> [WRITTEN TASK] Copy out each line in the material below that has the word "놀이지원프로그램".

━━━ SUPPLIED INFORMATION

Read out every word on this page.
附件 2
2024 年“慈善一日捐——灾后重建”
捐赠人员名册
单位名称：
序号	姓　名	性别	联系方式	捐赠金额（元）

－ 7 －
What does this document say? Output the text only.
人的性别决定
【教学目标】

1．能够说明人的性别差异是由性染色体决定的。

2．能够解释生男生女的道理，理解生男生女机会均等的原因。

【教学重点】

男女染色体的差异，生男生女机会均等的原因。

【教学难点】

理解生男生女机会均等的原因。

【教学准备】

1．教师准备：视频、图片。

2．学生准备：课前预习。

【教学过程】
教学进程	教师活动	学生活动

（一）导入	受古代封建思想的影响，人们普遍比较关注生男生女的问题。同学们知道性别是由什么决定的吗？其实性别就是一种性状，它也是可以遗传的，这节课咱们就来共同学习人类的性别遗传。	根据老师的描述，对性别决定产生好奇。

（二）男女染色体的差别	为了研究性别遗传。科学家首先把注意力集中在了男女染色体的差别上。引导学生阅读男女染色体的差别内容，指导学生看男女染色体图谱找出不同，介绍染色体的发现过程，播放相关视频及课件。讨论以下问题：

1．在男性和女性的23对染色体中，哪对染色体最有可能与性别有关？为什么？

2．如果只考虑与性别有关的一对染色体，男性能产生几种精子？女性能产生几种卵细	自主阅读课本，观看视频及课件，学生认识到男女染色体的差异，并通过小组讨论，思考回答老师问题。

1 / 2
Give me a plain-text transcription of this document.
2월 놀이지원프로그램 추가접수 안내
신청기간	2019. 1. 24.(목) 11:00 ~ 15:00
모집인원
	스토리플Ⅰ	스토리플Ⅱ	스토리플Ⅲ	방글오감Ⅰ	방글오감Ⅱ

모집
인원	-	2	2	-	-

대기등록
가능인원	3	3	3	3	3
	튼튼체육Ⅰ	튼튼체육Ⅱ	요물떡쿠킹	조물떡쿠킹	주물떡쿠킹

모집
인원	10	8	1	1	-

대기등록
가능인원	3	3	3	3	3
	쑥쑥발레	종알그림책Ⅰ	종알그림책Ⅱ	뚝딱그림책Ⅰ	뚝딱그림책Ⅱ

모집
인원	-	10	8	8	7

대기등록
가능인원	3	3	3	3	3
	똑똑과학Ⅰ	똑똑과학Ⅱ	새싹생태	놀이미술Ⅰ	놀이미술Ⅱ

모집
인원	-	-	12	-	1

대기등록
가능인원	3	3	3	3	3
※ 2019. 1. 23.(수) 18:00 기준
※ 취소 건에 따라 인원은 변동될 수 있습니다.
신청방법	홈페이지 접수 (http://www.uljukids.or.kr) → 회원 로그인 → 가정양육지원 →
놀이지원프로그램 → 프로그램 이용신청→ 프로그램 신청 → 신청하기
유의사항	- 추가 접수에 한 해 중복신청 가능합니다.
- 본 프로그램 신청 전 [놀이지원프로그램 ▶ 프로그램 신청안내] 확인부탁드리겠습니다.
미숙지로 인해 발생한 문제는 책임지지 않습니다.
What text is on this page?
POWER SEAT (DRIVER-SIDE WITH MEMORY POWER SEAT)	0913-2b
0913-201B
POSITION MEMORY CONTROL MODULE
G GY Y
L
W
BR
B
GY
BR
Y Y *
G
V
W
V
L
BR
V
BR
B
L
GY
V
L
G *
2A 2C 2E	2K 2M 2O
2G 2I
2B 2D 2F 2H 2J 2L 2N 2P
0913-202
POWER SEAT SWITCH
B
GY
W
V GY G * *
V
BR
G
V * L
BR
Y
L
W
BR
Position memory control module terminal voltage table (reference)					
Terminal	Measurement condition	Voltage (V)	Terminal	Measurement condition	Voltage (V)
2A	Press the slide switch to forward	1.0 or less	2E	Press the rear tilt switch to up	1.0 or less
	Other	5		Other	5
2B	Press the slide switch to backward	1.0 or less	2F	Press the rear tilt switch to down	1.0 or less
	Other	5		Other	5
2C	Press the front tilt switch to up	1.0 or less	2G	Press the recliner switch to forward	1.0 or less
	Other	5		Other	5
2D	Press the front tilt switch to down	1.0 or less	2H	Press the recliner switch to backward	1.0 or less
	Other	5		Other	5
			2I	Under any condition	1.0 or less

━━━━━━

> [WRITTEN SOLUTION]
2월 놀이지원프로그램 추가접수 안내
놀이지원프로그램 → 프로그램 이용신청→ 프로그램 신청 → 신청하기
- 본 프로그램 신청 전 [놀이지원프로그램 ▶ 프로그램 신청안내] 확인부탁드리겠습니다.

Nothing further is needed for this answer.